→ **TO BE DONE**: Repeat the lines below exactly as they appear, but leave out the images.

→ **DATA SHOWN**:
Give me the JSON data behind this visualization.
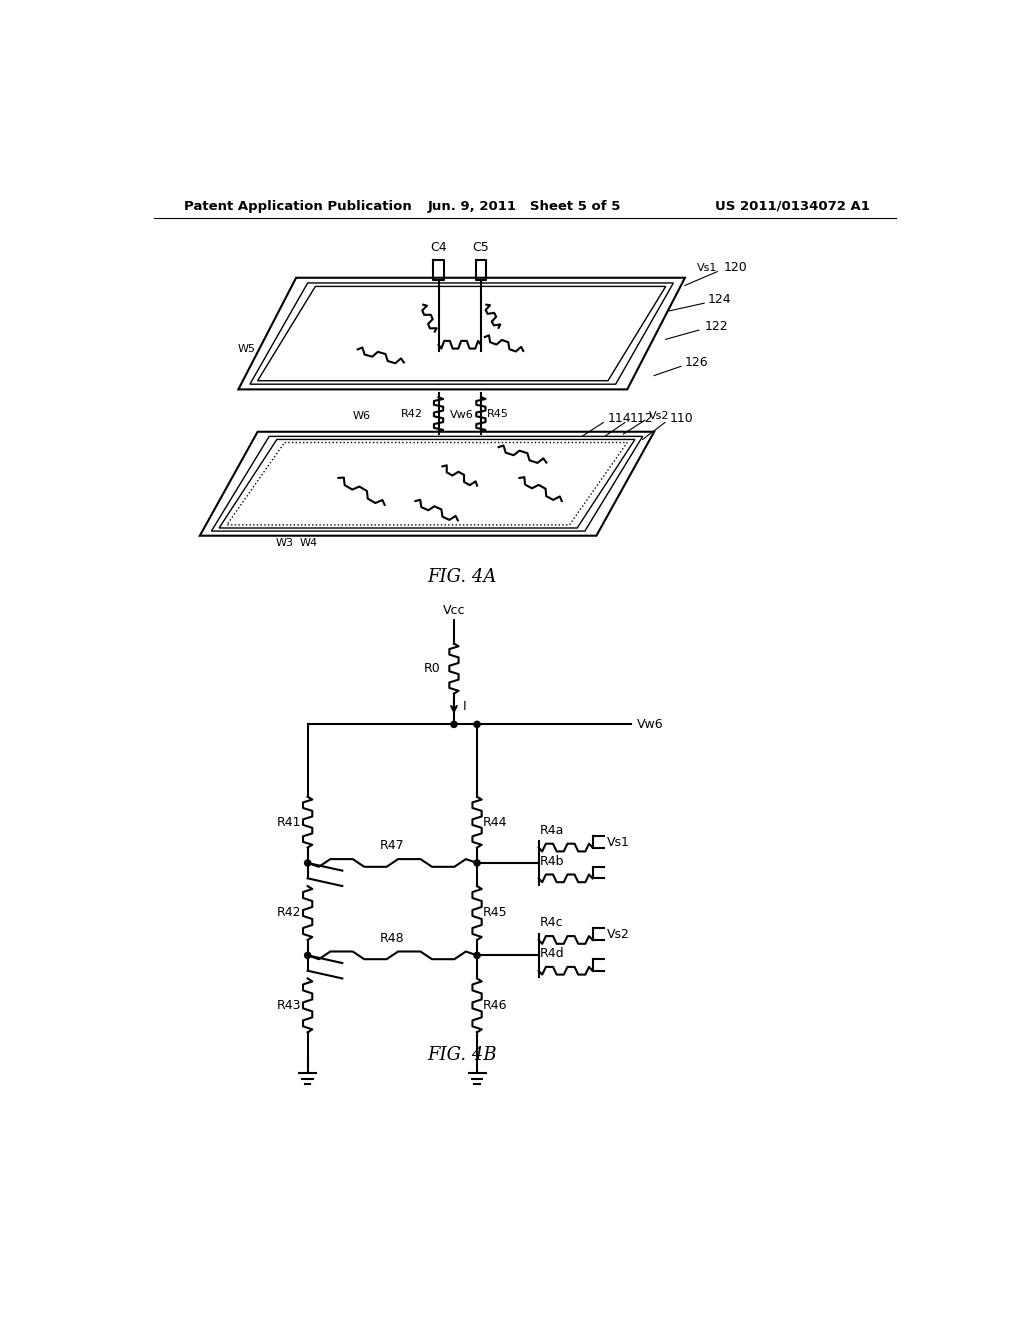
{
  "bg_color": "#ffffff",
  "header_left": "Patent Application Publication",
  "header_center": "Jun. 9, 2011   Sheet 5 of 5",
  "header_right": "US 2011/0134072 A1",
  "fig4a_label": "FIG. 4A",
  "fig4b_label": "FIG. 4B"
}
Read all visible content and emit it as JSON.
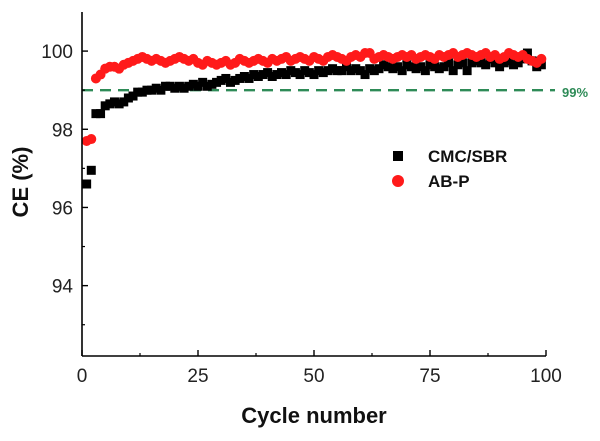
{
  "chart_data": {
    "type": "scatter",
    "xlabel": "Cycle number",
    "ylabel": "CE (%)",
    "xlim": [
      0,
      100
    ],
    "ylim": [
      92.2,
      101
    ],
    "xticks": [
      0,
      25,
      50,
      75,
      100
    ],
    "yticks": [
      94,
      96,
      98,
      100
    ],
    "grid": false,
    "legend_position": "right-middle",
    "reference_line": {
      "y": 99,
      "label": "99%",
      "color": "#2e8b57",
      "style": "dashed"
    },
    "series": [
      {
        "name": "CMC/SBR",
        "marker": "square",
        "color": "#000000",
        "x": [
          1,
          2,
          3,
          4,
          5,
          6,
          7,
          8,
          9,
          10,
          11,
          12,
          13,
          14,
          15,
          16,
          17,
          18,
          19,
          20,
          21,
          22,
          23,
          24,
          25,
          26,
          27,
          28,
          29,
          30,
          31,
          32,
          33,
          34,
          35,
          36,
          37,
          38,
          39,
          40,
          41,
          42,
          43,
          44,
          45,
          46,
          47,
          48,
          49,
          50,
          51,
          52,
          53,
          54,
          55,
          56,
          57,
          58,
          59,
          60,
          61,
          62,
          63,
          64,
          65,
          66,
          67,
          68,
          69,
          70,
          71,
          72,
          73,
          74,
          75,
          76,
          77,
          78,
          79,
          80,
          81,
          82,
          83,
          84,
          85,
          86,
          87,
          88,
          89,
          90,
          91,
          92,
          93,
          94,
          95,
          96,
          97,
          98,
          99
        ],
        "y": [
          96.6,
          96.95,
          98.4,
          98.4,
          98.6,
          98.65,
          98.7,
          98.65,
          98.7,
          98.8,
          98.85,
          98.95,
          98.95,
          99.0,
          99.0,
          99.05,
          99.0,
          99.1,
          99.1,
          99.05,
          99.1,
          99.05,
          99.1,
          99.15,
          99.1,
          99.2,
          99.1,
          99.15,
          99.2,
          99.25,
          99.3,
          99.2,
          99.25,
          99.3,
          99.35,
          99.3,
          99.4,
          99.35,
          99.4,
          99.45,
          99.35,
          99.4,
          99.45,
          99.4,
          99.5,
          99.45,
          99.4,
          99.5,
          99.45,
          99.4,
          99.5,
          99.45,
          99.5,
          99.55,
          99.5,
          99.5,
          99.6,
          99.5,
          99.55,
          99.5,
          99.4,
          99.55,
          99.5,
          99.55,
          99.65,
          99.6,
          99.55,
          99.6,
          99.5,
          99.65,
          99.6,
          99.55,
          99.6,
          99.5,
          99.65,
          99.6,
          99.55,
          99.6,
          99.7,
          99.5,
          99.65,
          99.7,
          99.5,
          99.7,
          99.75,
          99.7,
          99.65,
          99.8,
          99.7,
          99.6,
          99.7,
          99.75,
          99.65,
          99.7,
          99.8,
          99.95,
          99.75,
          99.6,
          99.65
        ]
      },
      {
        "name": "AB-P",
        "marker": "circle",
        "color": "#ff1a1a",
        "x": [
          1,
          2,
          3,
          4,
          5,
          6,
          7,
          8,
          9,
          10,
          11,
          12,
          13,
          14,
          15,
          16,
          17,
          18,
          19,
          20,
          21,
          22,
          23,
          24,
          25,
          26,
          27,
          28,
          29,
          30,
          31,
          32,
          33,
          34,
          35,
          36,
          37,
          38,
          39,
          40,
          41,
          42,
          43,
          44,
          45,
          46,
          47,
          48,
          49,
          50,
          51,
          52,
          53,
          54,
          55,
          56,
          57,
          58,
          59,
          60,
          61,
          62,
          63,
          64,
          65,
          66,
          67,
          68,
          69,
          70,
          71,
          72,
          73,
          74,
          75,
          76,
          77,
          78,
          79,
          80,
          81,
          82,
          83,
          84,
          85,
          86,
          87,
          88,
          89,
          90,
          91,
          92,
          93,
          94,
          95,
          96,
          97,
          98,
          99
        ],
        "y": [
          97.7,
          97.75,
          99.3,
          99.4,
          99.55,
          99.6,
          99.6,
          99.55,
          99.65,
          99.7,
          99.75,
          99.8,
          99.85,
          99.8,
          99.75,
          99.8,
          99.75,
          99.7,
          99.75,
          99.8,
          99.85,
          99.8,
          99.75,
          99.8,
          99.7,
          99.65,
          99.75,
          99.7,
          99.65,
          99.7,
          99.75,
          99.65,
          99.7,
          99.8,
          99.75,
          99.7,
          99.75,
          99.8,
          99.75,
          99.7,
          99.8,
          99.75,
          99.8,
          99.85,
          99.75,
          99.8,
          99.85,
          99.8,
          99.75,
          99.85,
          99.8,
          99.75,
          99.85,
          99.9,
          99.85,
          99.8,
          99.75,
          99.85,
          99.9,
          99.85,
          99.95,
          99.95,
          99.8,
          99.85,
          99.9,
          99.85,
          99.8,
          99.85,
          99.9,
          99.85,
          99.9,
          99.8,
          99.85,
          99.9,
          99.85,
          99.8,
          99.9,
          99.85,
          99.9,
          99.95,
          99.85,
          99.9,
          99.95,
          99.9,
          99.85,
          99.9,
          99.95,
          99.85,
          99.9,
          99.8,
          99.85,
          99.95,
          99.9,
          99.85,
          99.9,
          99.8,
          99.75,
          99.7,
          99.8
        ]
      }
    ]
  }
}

→ **RESPONSE TO THE EXERCISE**:
Give me the JSON data behind this visualization.
{
  "bg_color": "#ffffff",
  "header_left": "Patent Application Publication",
  "header_center": "Jun. 9, 2011   Sheet 5 of 5",
  "header_right": "US 2011/0134072 A1",
  "fig4a_label": "FIG. 4A",
  "fig4b_label": "FIG. 4B"
}
Read all visible content and emit it as JSON.
{
  "chart_data": {
    "type": "scatter",
    "xlabel": "Cycle number",
    "ylabel": "CE (%)",
    "xlim": [
      0,
      100
    ],
    "ylim": [
      92.2,
      101
    ],
    "xticks": [
      0,
      25,
      50,
      75,
      100
    ],
    "yticks": [
      94,
      96,
      98,
      100
    ],
    "grid": false,
    "legend_position": "right-middle",
    "reference_line": {
      "y": 99,
      "label": "99%",
      "color": "#2e8b57",
      "style": "dashed"
    },
    "series": [
      {
        "name": "CMC/SBR",
        "marker": "square",
        "color": "#000000",
        "x": [
          1,
          2,
          3,
          4,
          5,
          6,
          7,
          8,
          9,
          10,
          11,
          12,
          13,
          14,
          15,
          16,
          17,
          18,
          19,
          20,
          21,
          22,
          23,
          24,
          25,
          26,
          27,
          28,
          29,
          30,
          31,
          32,
          33,
          34,
          35,
          36,
          37,
          38,
          39,
          40,
          41,
          42,
          43,
          44,
          45,
          46,
          47,
          48,
          49,
          50,
          51,
          52,
          53,
          54,
          55,
          56,
          57,
          58,
          59,
          60,
          61,
          62,
          63,
          64,
          65,
          66,
          67,
          68,
          69,
          70,
          71,
          72,
          73,
          74,
          75,
          76,
          77,
          78,
          79,
          80,
          81,
          82,
          83,
          84,
          85,
          86,
          87,
          88,
          89,
          90,
          91,
          92,
          93,
          94,
          95,
          96,
          97,
          98,
          99
        ],
        "y": [
          96.6,
          96.95,
          98.4,
          98.4,
          98.6,
          98.65,
          98.7,
          98.65,
          98.7,
          98.8,
          98.85,
          98.95,
          98.95,
          99.0,
          99.0,
          99.05,
          99.0,
          99.1,
          99.1,
          99.05,
          99.1,
          99.05,
          99.1,
          99.15,
          99.1,
          99.2,
          99.1,
          99.15,
          99.2,
          99.25,
          99.3,
          99.2,
          99.25,
          99.3,
          99.35,
          99.3,
          99.4,
          99.35,
          99.4,
          99.45,
          99.35,
          99.4,
          99.45,
          99.4,
          99.5,
          99.45,
          99.4,
          99.5,
          99.45,
          99.4,
          99.5,
          99.45,
          99.5,
          99.55,
          99.5,
          99.5,
          99.6,
          99.5,
          99.55,
          99.5,
          99.4,
          99.55,
          99.5,
          99.55,
          99.65,
          99.6,
          99.55,
          99.6,
          99.5,
          99.65,
          99.6,
          99.55,
          99.6,
          99.5,
          99.65,
          99.6,
          99.55,
          99.6,
          99.7,
          99.5,
          99.65,
          99.7,
          99.5,
          99.7,
          99.75,
          99.7,
          99.65,
          99.8,
          99.7,
          99.6,
          99.7,
          99.75,
          99.65,
          99.7,
          99.8,
          99.95,
          99.75,
          99.6,
          99.65
        ]
      },
      {
        "name": "AB-P",
        "marker": "circle",
        "color": "#ff1a1a",
        "x": [
          1,
          2,
          3,
          4,
          5,
          6,
          7,
          8,
          9,
          10,
          11,
          12,
          13,
          14,
          15,
          16,
          17,
          18,
          19,
          20,
          21,
          22,
          23,
          24,
          25,
          26,
          27,
          28,
          29,
          30,
          31,
          32,
          33,
          34,
          35,
          36,
          37,
          38,
          39,
          40,
          41,
          42,
          43,
          44,
          45,
          46,
          47,
          48,
          49,
          50,
          51,
          52,
          53,
          54,
          55,
          56,
          57,
          58,
          59,
          60,
          61,
          62,
          63,
          64,
          65,
          66,
          67,
          68,
          69,
          70,
          71,
          72,
          73,
          74,
          75,
          76,
          77,
          78,
          79,
          80,
          81,
          82,
          83,
          84,
          85,
          86,
          87,
          88,
          89,
          90,
          91,
          92,
          93,
          94,
          95,
          96,
          97,
          98,
          99
        ],
        "y": [
          97.7,
          97.75,
          99.3,
          99.4,
          99.55,
          99.6,
          99.6,
          99.55,
          99.65,
          99.7,
          99.75,
          99.8,
          99.85,
          99.8,
          99.75,
          99.8,
          99.75,
          99.7,
          99.75,
          99.8,
          99.85,
          99.8,
          99.75,
          99.8,
          99.7,
          99.65,
          99.75,
          99.7,
          99.65,
          99.7,
          99.75,
          99.65,
          99.7,
          99.8,
          99.75,
          99.7,
          99.75,
          99.8,
          99.75,
          99.7,
          99.8,
          99.75,
          99.8,
          99.85,
          99.75,
          99.8,
          99.85,
          99.8,
          99.75,
          99.85,
          99.8,
          99.75,
          99.85,
          99.9,
          99.85,
          99.8,
          99.75,
          99.85,
          99.9,
          99.85,
          99.95,
          99.95,
          99.8,
          99.85,
          99.9,
          99.85,
          99.8,
          99.85,
          99.9,
          99.85,
          99.9,
          99.8,
          99.85,
          99.9,
          99.85,
          99.8,
          99.9,
          99.85,
          99.9,
          99.95,
          99.85,
          99.9,
          99.95,
          99.9,
          99.85,
          99.9,
          99.95,
          99.85,
          99.9,
          99.8,
          99.85,
          99.95,
          99.9,
          99.85,
          99.9,
          99.8,
          99.75,
          99.7,
          99.8
        ]
      }
    ]
  }
}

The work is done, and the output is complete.